Coordinate annotation records

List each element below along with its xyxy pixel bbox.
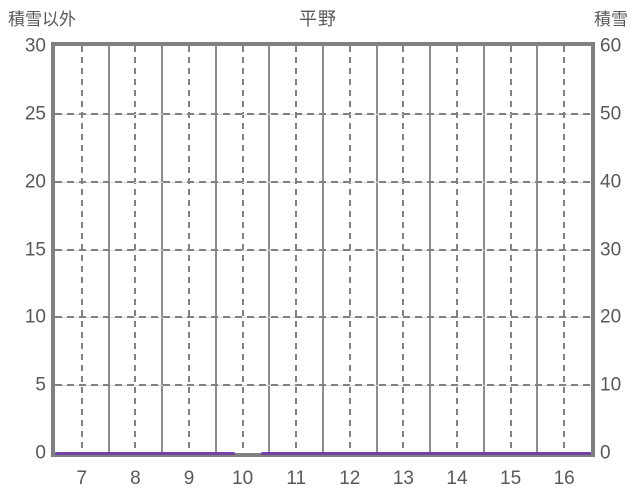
x-axis-tick-label: 12 <box>339 468 361 489</box>
x-axis-tick-label: 14 <box>446 468 468 489</box>
left-axis-tick-label: 20 <box>24 171 46 193</box>
right-axis-tick-label: 30 <box>600 239 622 260</box>
right-axis-tick-label: 0 <box>600 442 611 464</box>
right-axis-tick-label: 20 <box>600 306 622 328</box>
left-axis-tick-label: 5 <box>35 374 46 396</box>
horizontal-gridline-dashed <box>55 384 591 387</box>
left-axis-title: 積雪以外 <box>8 10 76 29</box>
horizontal-gridline-dashed <box>55 112 591 115</box>
right-axis-tick-label: 40 <box>600 171 622 193</box>
horizontal-gridline-dashed <box>55 180 591 183</box>
left-axis-tick-label: 10 <box>24 306 46 328</box>
left-axis-tick-label: 0 <box>35 442 46 464</box>
x-axis-tick-label: 9 <box>183 468 195 489</box>
x-axis-tick-label: 10 <box>232 468 254 489</box>
left-axis-tick-label: 30 <box>24 35 46 57</box>
x-axis-tick-label: 8 <box>130 468 141 489</box>
x-axis-tick-label: 11 <box>286 468 307 489</box>
right-axis-tick-label: 50 <box>600 103 622 125</box>
x-axis-tick-label: 16 <box>553 468 575 489</box>
chart-title: 平野 <box>299 9 337 29</box>
horizontal-gridline-dashed <box>55 248 591 251</box>
series-line-segment <box>55 452 235 455</box>
x-axis-tick-label: 7 <box>76 468 88 489</box>
series-line-segment <box>261 452 591 455</box>
plot-area <box>55 46 591 455</box>
x-axis-tick-label: 15 <box>500 468 522 489</box>
right-axis-tick-label: 10 <box>600 374 622 396</box>
right-axis-title: 積雪 <box>594 10 628 29</box>
right-axis-tick-label: 60 <box>600 35 622 57</box>
left-axis-tick-label: 25 <box>24 103 46 125</box>
horizontal-gridline-dashed <box>55 316 591 319</box>
left-axis-tick-label: 15 <box>24 239 46 260</box>
x-axis-tick-label: 13 <box>392 468 414 489</box>
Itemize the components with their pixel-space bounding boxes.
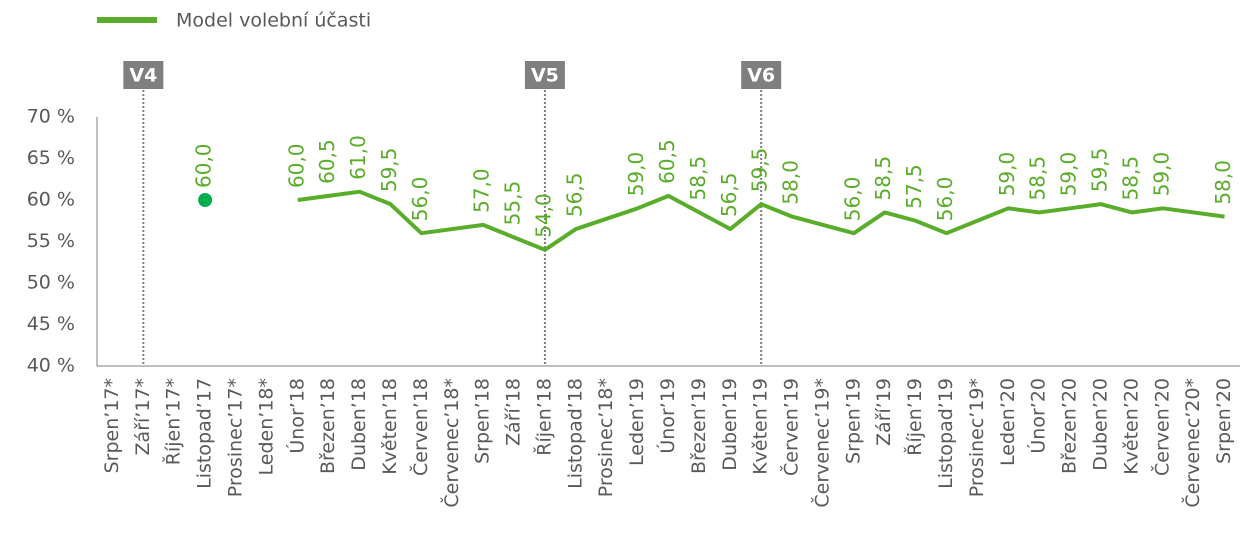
data-label: 61,0 (346, 135, 370, 180)
x-tick-label: Duben’19 (719, 378, 741, 471)
x-tick-label: Srpen’18 (472, 378, 494, 464)
data-label: 58,5 (871, 156, 895, 201)
x-tick-label: Květen’19 (750, 378, 772, 475)
x-tick-label: Červen’19 (779, 378, 803, 476)
x-tick-label: Červen’20 (1149, 378, 1173, 476)
data-label: 59,0 (1149, 152, 1173, 197)
x-tick-label: Květen’20 (1120, 378, 1142, 475)
data-label: 56,5 (717, 173, 741, 218)
x-tick-label: Březen’19 (688, 378, 710, 474)
x-tick-label: Srpen’19 (842, 378, 864, 464)
x-tick-label: Červenec’19* (809, 378, 833, 508)
annotation-label: V5 (531, 65, 559, 87)
legend-label: Model volební účasti (176, 10, 371, 32)
x-tick-label: Červenec’18* (439, 378, 463, 508)
data-label: 58,0 (779, 160, 803, 205)
data-label: 59,0 (995, 152, 1019, 197)
data-label: 56,5 (562, 173, 586, 218)
x-tick-label: Září’18 (503, 378, 525, 446)
annotation-box (123, 61, 164, 89)
x-tick-label: Listopad’18 (564, 378, 586, 489)
data-label: 56,0 (933, 177, 957, 222)
x-tick-label: Únor’20 (1026, 378, 1050, 454)
x-tick-label: Listopad’17 (194, 378, 216, 489)
data-label: 56,0 (840, 177, 864, 222)
x-tick-label: Říjen’19 (903, 378, 926, 456)
x-tick-label: Září’19 (873, 378, 895, 446)
x-tick-label: Květen’18 (379, 378, 401, 475)
data-label: 57,5 (902, 164, 926, 209)
x-tick-label: Duben’18 (348, 378, 370, 471)
x-tick-label: Září’17* (132, 378, 154, 455)
annotation-label: V4 (129, 65, 157, 87)
data-label: 55,5 (501, 181, 525, 226)
data-label: 60,0 (284, 143, 308, 188)
line (297, 189, 1225, 252)
x-tick-label: Prosinec’18* (595, 378, 617, 497)
data-label: 59,5 (1087, 148, 1111, 193)
data-label: 56,0 (408, 177, 432, 222)
x-tick-label: Leden’20 (997, 378, 1019, 466)
x-tick-label: Listopad’19 (935, 378, 957, 489)
data-label: 60,0 (192, 143, 216, 188)
data-label: 59,5 (377, 148, 401, 193)
x-tick-label: Leden’19 (626, 378, 648, 466)
data-label: 58,5 (1026, 156, 1050, 201)
x-tick-label: Červen’18 (408, 378, 432, 476)
x-tick-label: Únor’19 (655, 378, 679, 454)
y-tick-label: 55 % (27, 230, 75, 252)
x-tick-label: Říjen’18 (532, 378, 555, 456)
data-label: 58,5 (686, 156, 710, 201)
data-label: 59,5 (748, 148, 772, 193)
x-tick-label: Únor’18 (284, 378, 308, 454)
y-tick-label: 45 % (27, 313, 75, 335)
data-label: 58,0 (1211, 160, 1235, 205)
annotation-label: V6 (747, 65, 775, 87)
data-label: 58,5 (1118, 156, 1142, 201)
x-tick-label: Březen’20 (1059, 378, 1081, 474)
x-tick-label: Říjen’17* (162, 378, 185, 465)
data-label: 60,5 (315, 139, 339, 184)
x-tick-label: Prosinec’17* (225, 378, 247, 497)
data-label: 59,0 (1057, 152, 1081, 197)
x-tick-label: Červenec’20* (1180, 378, 1204, 508)
y-tick-label: 70 % (27, 106, 75, 128)
annotation-box (524, 61, 565, 89)
data-label: 59,0 (624, 152, 648, 197)
data-label: 54,0 (531, 193, 555, 238)
x-tick-label: Duben’20 (1089, 378, 1111, 471)
y-tick-label: 65 % (27, 147, 75, 169)
y-tick-label: 40 % (27, 355, 75, 377)
marker (198, 193, 213, 207)
y-tick-label: 60 % (27, 189, 75, 211)
y-tick-label: 50 % (27, 272, 75, 294)
x-tick-label: Březen’18 (317, 378, 339, 474)
annotation-box (741, 61, 782, 89)
data-label: 60,5 (655, 139, 679, 184)
x-tick-label: Srpen’20 (1213, 378, 1235, 464)
data-label: 57,0 (470, 168, 494, 213)
x-tick-label: Leden’18* (255, 378, 277, 475)
x-tick-label: Srpen’17* (101, 378, 123, 473)
x-tick-label: Prosinec’19* (966, 378, 988, 497)
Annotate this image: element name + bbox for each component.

## [STATED EXERCISE]
Find every line in the records that contains the string "Listopad" and report each of those lines in full.

## [TASK ANSWER]
x-tick-label: Listopad’18 (564, 378, 586, 489)
x-tick-label: Listopad’17 (194, 378, 216, 489)
x-tick-label: Listopad’19 (935, 378, 957, 489)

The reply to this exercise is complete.